State how many lines in the entries below contain "Sealing". Write nothing but the number.

(Figure record listings)

..............................

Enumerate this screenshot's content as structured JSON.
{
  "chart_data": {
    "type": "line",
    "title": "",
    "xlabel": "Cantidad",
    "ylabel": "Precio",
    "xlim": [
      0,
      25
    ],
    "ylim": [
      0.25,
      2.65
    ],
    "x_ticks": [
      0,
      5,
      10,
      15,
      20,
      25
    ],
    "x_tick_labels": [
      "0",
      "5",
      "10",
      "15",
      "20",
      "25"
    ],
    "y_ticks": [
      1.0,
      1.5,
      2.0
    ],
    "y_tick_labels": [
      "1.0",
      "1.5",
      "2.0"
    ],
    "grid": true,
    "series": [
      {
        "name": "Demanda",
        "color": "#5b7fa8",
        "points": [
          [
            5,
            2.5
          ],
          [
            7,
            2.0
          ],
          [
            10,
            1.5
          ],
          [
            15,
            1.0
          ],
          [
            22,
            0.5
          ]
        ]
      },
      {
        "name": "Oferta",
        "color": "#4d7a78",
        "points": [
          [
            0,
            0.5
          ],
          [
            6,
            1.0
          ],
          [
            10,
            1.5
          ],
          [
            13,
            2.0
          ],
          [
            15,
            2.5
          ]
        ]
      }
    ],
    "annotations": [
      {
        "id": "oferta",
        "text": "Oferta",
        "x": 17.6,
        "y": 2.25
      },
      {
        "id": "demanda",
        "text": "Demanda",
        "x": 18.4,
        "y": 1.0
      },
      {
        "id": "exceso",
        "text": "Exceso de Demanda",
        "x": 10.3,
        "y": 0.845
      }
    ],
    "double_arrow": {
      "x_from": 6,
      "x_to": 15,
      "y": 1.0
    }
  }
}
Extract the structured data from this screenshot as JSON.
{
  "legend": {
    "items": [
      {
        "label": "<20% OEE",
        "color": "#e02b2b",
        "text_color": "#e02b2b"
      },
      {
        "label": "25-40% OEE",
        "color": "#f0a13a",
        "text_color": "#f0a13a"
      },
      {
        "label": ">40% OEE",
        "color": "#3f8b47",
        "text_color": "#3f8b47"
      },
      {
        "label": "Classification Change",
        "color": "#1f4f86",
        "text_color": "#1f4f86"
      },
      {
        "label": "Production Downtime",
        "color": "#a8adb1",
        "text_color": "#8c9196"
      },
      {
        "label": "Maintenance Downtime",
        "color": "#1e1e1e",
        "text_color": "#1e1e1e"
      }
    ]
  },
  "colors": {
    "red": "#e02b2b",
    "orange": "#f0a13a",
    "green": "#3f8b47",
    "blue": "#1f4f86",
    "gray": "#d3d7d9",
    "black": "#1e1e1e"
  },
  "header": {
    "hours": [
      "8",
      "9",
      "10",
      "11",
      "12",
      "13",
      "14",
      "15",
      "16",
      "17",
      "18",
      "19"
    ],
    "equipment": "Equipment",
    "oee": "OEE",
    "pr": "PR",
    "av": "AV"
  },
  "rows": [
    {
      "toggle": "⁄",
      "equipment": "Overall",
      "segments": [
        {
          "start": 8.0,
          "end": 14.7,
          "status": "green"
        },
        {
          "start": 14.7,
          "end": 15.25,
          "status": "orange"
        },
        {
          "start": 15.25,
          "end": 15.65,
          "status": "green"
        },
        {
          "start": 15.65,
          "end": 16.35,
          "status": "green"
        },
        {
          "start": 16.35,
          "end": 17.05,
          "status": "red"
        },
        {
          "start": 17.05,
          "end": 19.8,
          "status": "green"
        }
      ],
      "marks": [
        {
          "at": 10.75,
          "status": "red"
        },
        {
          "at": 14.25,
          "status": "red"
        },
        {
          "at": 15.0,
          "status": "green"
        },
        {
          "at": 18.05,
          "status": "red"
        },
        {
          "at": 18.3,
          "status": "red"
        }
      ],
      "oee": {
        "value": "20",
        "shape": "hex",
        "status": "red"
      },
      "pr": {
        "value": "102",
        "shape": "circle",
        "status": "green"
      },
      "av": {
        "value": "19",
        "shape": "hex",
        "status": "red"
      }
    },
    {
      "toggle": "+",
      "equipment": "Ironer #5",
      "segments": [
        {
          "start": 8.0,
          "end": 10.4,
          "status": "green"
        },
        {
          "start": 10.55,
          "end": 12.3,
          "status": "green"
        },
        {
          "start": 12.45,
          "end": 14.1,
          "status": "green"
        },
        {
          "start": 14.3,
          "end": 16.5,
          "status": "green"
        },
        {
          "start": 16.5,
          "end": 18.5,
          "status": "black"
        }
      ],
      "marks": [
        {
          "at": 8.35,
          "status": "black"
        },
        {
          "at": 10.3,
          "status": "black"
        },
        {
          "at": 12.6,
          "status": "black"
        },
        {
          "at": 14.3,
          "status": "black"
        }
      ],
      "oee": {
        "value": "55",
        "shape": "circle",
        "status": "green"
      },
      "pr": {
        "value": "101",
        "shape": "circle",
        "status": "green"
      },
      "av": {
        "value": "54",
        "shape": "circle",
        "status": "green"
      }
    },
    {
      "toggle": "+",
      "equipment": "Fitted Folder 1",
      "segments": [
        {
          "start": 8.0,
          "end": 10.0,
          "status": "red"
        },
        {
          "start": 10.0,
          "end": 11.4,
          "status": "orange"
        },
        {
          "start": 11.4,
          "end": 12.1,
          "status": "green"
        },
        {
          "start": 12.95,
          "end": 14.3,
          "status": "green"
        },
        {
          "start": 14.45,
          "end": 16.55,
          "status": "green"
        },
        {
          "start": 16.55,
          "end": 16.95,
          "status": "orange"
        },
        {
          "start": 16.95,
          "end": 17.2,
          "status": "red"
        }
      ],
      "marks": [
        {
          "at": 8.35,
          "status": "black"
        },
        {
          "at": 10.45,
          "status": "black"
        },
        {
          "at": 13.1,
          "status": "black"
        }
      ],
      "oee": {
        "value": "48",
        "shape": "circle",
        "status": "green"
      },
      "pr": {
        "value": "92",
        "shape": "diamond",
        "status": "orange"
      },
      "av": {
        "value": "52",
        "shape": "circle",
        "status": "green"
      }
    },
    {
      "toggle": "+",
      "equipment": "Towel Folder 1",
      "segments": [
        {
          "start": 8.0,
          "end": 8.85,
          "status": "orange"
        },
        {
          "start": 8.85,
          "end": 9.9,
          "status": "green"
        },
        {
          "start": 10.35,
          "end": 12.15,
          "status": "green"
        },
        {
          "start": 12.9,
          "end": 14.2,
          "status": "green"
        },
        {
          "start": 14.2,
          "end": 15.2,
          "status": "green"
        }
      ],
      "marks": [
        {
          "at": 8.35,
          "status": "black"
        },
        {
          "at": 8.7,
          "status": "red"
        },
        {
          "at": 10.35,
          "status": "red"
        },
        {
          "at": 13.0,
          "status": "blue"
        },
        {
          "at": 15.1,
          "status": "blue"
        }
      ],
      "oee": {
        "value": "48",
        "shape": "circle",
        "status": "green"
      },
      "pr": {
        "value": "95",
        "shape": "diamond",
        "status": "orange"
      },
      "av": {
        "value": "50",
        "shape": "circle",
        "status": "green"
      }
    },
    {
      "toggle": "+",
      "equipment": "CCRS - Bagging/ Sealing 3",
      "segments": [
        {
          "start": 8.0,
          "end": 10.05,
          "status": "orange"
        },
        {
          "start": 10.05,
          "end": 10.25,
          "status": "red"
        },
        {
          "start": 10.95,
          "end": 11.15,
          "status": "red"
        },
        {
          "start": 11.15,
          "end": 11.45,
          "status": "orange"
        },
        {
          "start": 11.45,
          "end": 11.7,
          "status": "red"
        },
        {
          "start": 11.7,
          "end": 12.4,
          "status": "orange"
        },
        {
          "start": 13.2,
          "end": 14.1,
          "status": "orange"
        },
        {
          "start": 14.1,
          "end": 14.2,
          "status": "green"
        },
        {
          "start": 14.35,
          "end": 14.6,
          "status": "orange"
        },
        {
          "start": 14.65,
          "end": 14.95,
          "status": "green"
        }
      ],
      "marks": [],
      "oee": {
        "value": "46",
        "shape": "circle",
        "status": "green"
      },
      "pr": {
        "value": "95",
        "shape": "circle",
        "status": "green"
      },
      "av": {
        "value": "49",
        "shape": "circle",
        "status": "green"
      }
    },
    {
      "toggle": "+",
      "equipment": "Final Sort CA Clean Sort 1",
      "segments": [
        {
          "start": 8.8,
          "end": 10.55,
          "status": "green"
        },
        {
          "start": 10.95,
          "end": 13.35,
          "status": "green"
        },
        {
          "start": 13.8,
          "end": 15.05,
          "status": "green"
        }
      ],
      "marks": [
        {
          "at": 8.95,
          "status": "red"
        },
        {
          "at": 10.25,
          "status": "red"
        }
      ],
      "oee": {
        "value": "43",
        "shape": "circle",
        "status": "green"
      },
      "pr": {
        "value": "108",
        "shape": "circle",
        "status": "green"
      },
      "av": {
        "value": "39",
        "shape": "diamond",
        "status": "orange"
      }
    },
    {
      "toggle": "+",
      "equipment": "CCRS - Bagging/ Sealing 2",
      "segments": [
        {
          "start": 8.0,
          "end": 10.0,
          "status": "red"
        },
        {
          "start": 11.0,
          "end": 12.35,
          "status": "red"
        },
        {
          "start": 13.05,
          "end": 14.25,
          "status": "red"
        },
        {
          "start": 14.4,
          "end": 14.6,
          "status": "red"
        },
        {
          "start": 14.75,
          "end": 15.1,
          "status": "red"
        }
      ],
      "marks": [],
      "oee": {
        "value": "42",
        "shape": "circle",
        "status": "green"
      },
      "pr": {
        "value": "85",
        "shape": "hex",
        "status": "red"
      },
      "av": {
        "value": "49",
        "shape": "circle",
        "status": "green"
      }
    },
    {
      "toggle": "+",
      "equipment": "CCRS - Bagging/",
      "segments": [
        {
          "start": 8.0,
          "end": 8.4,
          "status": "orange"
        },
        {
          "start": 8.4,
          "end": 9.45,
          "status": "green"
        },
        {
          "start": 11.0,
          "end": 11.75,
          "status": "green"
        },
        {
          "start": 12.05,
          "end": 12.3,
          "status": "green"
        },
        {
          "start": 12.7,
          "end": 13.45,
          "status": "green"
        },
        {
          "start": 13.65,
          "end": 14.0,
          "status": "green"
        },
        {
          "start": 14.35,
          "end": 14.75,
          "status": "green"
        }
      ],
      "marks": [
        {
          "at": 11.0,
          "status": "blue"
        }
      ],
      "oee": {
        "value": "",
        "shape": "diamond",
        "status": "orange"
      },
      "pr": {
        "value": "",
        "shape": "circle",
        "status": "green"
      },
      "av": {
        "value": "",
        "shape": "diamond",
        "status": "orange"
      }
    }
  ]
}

..............................

Solved exercise ▸ 2